§ **Requirements**:
Identify the lines that contain the word "extensive", then copy them.

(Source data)
————————
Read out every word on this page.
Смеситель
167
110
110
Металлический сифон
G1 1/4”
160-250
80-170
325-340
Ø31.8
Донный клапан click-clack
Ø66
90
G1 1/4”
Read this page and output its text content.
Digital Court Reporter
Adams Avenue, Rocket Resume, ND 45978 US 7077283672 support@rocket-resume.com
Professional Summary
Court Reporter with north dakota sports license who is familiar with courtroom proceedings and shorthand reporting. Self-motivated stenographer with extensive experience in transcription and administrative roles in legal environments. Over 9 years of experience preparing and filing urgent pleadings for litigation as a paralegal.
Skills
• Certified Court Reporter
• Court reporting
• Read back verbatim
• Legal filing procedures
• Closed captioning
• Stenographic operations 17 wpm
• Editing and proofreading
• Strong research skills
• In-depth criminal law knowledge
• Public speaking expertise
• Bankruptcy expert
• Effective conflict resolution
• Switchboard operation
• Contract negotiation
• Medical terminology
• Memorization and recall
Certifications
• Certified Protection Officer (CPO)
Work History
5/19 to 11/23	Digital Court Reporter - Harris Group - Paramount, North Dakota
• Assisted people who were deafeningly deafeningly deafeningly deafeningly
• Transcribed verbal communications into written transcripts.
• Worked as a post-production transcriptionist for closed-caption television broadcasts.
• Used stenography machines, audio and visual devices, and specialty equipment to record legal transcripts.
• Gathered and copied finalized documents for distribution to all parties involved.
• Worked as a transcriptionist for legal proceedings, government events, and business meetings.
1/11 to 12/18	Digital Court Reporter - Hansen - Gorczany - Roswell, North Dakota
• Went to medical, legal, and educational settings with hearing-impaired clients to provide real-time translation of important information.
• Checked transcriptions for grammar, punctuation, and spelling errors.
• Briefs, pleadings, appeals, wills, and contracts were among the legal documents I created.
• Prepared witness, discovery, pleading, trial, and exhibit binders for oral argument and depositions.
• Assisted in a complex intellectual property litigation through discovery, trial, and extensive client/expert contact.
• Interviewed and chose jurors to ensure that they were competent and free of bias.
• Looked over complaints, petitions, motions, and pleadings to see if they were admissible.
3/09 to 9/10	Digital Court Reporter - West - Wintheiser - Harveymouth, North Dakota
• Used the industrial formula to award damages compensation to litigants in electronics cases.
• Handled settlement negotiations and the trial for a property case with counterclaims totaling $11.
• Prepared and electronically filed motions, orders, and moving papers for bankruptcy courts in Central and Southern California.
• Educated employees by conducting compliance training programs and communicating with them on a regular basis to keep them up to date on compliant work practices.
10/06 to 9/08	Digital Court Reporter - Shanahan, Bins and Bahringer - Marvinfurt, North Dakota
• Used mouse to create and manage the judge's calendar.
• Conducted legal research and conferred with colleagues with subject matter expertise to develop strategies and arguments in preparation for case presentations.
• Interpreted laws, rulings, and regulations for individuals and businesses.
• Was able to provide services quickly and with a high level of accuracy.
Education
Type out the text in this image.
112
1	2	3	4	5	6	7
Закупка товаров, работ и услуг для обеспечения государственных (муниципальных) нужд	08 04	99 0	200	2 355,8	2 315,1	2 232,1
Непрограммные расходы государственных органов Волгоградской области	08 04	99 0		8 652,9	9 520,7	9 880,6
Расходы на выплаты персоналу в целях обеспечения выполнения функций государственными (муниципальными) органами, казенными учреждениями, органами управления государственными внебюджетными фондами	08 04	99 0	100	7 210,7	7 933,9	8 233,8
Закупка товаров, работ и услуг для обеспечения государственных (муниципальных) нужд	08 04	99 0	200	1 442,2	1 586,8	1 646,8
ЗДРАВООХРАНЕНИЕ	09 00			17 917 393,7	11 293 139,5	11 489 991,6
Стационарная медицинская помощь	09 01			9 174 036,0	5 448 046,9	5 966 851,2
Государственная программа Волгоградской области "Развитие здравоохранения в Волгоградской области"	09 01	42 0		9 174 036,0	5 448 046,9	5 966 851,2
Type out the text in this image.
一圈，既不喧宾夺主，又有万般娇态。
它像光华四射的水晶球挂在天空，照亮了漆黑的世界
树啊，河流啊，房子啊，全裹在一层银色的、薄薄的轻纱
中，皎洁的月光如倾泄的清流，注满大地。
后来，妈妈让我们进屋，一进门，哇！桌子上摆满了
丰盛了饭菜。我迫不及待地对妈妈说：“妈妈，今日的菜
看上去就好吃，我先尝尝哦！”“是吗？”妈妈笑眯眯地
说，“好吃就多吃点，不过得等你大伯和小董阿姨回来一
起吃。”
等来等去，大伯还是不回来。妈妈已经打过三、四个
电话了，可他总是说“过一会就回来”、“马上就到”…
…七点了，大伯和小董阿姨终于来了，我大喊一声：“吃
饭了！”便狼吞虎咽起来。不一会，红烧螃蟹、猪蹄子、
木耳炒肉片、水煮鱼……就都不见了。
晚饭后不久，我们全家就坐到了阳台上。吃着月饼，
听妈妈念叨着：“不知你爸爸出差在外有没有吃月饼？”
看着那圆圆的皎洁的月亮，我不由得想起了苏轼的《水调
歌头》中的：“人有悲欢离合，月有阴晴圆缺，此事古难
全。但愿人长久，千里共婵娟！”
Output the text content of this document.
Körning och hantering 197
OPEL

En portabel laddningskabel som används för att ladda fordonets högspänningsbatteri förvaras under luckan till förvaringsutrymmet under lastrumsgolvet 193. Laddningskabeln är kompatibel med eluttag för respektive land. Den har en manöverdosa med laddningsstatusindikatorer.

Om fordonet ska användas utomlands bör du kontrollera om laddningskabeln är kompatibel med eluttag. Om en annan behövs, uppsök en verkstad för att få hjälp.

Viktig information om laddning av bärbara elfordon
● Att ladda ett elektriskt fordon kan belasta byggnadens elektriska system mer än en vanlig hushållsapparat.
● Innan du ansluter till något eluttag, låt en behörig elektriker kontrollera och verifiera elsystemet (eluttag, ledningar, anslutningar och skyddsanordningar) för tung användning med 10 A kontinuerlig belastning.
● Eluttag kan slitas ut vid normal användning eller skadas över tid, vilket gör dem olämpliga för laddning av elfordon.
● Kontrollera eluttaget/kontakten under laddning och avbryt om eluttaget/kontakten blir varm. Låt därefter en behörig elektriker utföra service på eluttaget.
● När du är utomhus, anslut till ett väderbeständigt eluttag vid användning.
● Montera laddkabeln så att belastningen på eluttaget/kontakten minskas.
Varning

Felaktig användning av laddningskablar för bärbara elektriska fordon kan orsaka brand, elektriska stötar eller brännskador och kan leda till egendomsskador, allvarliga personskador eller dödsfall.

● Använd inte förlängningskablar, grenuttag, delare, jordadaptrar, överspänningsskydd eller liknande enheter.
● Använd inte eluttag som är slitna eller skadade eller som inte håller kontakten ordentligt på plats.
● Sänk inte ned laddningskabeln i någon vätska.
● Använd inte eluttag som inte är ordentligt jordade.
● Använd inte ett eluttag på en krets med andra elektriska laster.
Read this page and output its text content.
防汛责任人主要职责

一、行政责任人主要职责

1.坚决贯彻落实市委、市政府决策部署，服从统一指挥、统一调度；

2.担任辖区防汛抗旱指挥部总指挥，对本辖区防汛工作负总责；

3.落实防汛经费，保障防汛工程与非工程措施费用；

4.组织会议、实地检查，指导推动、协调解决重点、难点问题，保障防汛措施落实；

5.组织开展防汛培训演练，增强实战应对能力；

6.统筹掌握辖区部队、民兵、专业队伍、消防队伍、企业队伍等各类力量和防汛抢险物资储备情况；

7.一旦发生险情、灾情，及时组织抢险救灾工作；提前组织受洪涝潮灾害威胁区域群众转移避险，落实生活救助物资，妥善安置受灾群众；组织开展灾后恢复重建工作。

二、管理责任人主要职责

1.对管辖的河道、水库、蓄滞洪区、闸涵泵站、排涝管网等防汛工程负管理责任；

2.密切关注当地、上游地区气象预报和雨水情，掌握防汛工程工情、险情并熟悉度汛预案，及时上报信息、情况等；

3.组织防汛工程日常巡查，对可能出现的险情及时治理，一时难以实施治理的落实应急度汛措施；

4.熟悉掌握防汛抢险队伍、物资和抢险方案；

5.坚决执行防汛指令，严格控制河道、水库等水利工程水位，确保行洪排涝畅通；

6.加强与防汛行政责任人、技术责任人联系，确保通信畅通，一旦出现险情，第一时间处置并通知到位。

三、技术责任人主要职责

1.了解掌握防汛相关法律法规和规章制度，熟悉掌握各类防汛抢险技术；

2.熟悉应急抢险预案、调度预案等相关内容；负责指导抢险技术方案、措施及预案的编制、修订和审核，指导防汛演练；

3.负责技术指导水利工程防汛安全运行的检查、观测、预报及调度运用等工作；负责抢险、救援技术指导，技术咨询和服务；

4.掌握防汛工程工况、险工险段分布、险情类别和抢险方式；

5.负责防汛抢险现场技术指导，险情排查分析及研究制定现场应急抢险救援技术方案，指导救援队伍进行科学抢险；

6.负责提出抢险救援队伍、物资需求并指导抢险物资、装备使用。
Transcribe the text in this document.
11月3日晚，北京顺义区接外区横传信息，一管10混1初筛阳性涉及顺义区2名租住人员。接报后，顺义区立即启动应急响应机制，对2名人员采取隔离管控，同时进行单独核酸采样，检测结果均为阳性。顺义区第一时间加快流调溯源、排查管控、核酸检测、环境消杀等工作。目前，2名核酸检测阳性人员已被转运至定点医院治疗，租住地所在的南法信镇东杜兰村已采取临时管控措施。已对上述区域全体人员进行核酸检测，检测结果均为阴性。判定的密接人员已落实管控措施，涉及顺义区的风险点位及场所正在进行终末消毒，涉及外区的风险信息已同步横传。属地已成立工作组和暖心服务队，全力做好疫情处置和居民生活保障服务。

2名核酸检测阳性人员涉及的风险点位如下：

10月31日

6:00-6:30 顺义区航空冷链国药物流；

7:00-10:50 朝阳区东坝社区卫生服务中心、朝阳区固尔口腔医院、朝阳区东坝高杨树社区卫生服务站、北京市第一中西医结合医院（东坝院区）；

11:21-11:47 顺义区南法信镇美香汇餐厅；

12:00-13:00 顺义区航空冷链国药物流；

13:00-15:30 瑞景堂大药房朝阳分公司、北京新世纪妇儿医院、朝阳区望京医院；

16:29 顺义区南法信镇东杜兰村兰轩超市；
————————
§ **Exercise output**:
Court Reporter with north dakota sports license who is familiar with courtroom proceedings and shorthand reporting. Self-motivated stenographer with extensive experience in transcription and administrative roles in legal environments. Over 9 years of experience preparing and filing urgent pleadings for litigation as a paralegal.
• Assisted in a complex intellectual property litigation through discovery, trial, and extensive client/expert contact.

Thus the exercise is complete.